:: What to do ::
Print the entries verbatim, leaving out the images they contain.

:: Dataset content ::
◇ ◇ ◇
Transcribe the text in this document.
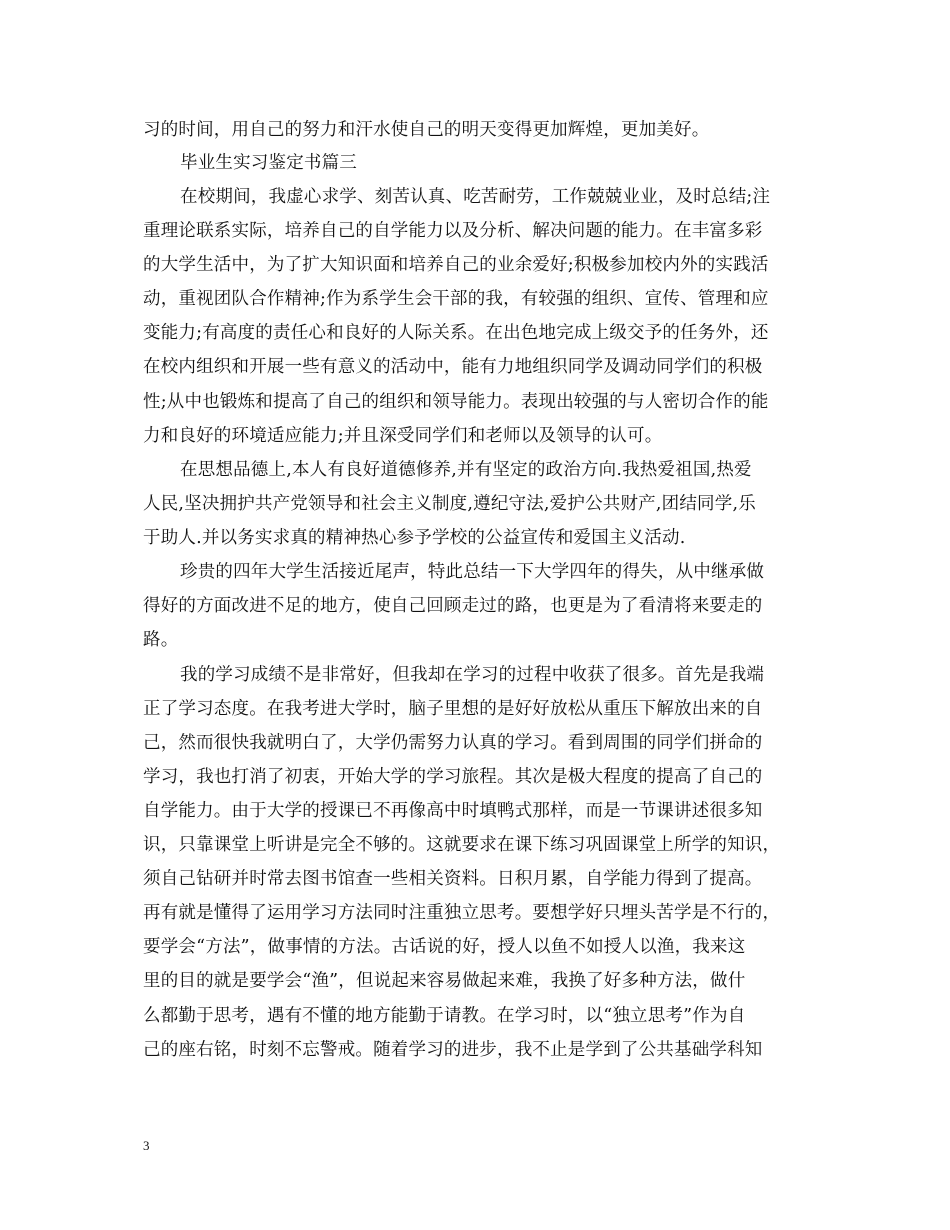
习的时间，用自己的努力和汗水使自己的明天变得更加辉煌，更加美好。
毕业生实习鉴定书篇三
在校期间，我虚心求学、刻苦认真、吃苦耐劳，工作兢兢业业，及时总结;注
重理论联系实际，培养自己的自学能力以及分析、解决问题的能力。在丰富多彩
的大学生活中，为了扩大知识面和培养自己的业余爱好;积极参加校内外的实践活
动，重视团队合作精神;作为系学生会干部的我，有较强的组织、宣传、管理和应
变能力;有高度的责任心和良好的人际关系。在出色地完成上级交予的任务外，还
在校内组织和开展一些有意义的活动中，能有力地组织同学及调动同学们的积极
性;从中也锻炼和提高了自己的组织和领导能力。表现出较强的与人密切合作的能
力和良好的环境适应能力;并且深受同学们和老师以及领导的认可。
在思想品德上,本人有良好道德修养,并有坚定的政治方向.我热爱祖国,热爱
人民,坚决拥护共产党领导和社会主义制度,遵纪守法,爱护公共财产,团结同学,乐
于助人.并以务实求真的精神热心参予学校的公益宣传和爱国主义活动.
珍贵的四年大学生活接近尾声，特此总结一下大学四年的得失，从中继承做
得好的方面改进不足的地方，使自己回顾走过的路，也更是为了看清将来要走的
路。
我的学习成绩不是非常好，但我却在学习的过程中收获了很多。首先是我端
正了学习态度。在我考进大学时，脑子里想的是好好放松从重压下解放出来的自
己，然而很快我就明白了，大学仍需努力认真的学习。看到周围的同学们拼命的
学习，我也打消了初衷，开始大学的学习旅程。其次是极大程度的提高了自己的
自学能力。由于大学的授课已不再像高中时填鸭式那样，而是一节课讲述很多知
识，只靠课堂上听讲是完全不够的。这就要求在课下练习巩固课堂上所学的知识，
须自己钻研并时常去图书馆查一些相关资料。日积月累，自学能力得到了提高。
再有就是懂得了运用学习方法同时注重独立思考。要想学好只埋头苦学是不行的，
要学会“方法”，做事情的方法。古话说的好，授人以鱼不如授人以渔，我来这
里的目的就是要学会“渔”，但说起来容易做起来难，我换了好多种方法，做什
么都勤于思考，遇有不懂的地方能勤于请教。在学习时，以“独立思考”作为自
己的座右铭，时刻不忘警戒。随着学习的进步，我不止是学到了公共基础学科知
3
◇ ◇ ◇
:: Solution for this problem ::
Transcribe the text in this document.
习的时间，用自己的努力和汗水使自己的明天变得更加辉煌，更加美好。
毕业生实习鉴定书篇三
在校期间，我虚心求学、刻苦认真、吃苦耐劳，工作兢兢业业，及时总结;注
重理论联系实际，培养自己的自学能力以及分析、解决问题的能力。在丰富多彩
的大学生活中，为了扩大知识面和培养自己的业余爱好;积极参加校内外的实践活
动，重视团队合作精神;作为系学生会干部的我，有较强的组织、宣传、管理和应
变能力;有高度的责任心和良好的人际关系。在出色地完成上级交予的任务外，还
在校内组织和开展一些有意义的活动中，能有力地组织同学及调动同学们的积极
性;从中也锻炼和提高了自己的组织和领导能力。表现出较强的与人密切合作的能
力和良好的环境适应能力;并且深受同学们和老师以及领导的认可。
在思想品德上,本人有良好道德修养,并有坚定的政治方向.我热爱祖国,热爱
人民,坚决拥护共产党领导和社会主义制度,遵纪守法,爱护公共财产,团结同学,乐
于助人.并以务实求真的精神热心参予学校的公益宣传和爱国主义活动.
珍贵的四年大学生活接近尾声，特此总结一下大学四年的得失，从中继承做
得好的方面改进不足的地方，使自己回顾走过的路，也更是为了看清将来要走的
路。
我的学习成绩不是非常好，但我却在学习的过程中收获了很多。首先是我端
正了学习态度。在我考进大学时，脑子里想的是好好放松从重压下解放出来的自
己，然而很快我就明白了，大学仍需努力认真的学习。看到周围的同学们拼命的
学习，我也打消了初衷，开始大学的学习旅程。其次是极大程度的提高了自己的
自学能力。由于大学的授课已不再像高中时填鸭式那样，而是一节课讲述很多知
识，只靠课堂上听讲是完全不够的。这就要求在课下练习巩固课堂上所学的知识，
须自己钻研并时常去图书馆查一些相关资料。日积月累，自学能力得到了提高。
再有就是懂得了运用学习方法同时注重独立思考。要想学好只埋头苦学是不行的，
要学会“方法”，做事情的方法。古话说的好，授人以鱼不如授人以渔，我来这
里的目的就是要学会“渔”，但说起来容易做起来难，我换了好多种方法，做什
么都勤于思考，遇有不懂的地方能勤于请教。在学习时，以“独立思考”作为自
己的座右铭，时刻不忘警戒。随着学习的进步，我不止是学到了公共基础学科知
3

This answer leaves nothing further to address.